[Figure record listings]
- - - - - - -

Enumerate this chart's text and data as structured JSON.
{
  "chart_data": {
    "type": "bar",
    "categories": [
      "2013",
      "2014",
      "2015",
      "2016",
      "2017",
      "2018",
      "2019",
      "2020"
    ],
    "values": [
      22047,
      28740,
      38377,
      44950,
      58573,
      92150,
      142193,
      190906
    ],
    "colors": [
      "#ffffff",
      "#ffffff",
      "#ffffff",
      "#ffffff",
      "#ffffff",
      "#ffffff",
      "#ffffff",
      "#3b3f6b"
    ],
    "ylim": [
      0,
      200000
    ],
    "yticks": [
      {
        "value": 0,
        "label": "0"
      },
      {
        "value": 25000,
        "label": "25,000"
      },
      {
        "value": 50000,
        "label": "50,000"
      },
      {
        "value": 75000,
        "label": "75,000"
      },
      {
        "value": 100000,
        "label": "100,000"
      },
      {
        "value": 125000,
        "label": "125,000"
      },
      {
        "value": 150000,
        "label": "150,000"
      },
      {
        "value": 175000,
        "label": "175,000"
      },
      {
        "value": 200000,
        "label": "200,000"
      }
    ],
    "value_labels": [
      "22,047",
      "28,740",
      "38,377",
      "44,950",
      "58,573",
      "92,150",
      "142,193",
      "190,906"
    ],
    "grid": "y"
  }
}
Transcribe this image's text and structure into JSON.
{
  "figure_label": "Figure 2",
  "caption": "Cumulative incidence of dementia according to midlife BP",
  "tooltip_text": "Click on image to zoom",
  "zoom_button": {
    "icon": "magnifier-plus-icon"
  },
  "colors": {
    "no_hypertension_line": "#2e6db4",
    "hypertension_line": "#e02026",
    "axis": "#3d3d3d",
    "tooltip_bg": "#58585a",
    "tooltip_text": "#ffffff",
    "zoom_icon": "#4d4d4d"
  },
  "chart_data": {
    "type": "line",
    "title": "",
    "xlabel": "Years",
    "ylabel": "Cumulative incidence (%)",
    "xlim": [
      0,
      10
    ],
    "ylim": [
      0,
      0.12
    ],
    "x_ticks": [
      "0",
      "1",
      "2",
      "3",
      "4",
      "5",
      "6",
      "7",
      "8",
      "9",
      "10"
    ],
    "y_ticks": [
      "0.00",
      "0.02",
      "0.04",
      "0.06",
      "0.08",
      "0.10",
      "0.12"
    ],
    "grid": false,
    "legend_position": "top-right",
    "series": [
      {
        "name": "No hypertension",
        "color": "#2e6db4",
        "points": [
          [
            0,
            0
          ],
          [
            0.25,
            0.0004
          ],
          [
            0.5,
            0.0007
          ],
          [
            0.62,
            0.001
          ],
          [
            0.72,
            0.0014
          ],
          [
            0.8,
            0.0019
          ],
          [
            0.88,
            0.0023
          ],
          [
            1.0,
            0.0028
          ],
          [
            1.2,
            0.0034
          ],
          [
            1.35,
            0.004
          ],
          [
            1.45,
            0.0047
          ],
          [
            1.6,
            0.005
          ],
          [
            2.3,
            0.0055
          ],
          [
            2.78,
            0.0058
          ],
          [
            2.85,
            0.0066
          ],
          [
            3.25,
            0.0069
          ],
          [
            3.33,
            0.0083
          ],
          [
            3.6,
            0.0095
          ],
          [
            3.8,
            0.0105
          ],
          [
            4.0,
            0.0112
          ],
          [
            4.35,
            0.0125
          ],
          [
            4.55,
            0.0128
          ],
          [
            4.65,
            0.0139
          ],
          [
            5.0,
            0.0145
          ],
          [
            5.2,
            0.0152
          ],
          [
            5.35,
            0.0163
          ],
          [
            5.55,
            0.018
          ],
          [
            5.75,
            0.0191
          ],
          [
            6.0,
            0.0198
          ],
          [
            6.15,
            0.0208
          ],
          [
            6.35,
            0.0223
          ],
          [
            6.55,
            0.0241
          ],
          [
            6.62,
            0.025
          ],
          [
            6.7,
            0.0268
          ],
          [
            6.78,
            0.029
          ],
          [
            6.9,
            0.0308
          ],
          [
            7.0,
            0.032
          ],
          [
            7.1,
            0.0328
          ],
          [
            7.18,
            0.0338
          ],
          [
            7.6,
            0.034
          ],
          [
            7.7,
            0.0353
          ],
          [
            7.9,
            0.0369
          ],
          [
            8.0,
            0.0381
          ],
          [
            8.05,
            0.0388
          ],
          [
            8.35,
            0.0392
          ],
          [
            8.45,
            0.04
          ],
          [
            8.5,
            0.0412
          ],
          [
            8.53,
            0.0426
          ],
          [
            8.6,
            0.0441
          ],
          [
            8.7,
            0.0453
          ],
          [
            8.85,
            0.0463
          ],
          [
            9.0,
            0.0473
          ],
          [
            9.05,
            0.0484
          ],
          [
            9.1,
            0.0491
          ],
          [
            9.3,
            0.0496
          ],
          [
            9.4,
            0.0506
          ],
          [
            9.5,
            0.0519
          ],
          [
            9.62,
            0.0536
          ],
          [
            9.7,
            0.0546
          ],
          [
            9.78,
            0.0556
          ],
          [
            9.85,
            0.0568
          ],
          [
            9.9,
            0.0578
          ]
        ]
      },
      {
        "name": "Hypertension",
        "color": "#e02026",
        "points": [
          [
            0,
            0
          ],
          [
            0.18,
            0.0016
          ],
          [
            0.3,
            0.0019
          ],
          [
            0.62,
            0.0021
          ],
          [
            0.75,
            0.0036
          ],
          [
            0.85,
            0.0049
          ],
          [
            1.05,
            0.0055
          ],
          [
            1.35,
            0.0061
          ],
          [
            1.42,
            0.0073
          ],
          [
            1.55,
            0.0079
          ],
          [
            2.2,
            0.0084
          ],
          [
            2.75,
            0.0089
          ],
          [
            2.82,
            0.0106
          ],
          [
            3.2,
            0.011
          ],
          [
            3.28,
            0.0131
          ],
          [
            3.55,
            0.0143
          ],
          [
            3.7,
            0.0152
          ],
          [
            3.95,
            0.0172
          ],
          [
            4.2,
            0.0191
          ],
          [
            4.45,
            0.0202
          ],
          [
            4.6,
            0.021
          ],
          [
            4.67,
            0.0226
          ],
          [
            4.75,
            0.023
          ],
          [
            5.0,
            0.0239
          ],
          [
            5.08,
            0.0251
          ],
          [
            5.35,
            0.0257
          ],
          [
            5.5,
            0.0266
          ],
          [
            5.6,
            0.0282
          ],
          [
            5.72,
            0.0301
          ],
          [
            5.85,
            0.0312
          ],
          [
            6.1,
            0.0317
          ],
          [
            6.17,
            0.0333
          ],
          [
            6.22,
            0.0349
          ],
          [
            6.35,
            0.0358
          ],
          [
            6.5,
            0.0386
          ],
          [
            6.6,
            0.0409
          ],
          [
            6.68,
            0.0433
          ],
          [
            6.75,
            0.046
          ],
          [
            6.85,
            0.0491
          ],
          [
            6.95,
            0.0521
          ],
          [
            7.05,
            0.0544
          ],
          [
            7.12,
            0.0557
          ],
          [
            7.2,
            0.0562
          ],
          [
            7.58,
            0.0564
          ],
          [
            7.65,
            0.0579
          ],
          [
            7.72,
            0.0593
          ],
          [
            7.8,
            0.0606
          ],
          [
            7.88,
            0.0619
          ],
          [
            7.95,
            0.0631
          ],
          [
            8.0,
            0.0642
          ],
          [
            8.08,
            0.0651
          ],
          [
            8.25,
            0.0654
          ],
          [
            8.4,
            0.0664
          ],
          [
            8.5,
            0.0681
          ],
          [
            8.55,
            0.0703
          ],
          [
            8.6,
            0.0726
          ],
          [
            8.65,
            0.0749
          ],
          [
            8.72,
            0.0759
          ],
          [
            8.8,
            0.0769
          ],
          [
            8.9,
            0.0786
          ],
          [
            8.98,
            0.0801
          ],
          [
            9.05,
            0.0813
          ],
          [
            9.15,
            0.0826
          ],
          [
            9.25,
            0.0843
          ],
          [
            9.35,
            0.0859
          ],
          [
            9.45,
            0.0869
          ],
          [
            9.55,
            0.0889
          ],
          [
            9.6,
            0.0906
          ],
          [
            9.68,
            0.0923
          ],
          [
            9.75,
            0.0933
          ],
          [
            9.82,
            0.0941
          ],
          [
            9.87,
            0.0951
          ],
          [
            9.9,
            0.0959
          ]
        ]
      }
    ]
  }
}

- - - - - - -

● Task directions
From the entries above, pull out each line that includes "name".

● Output
        "name": "No hypertension",
        "name": "Hypertension",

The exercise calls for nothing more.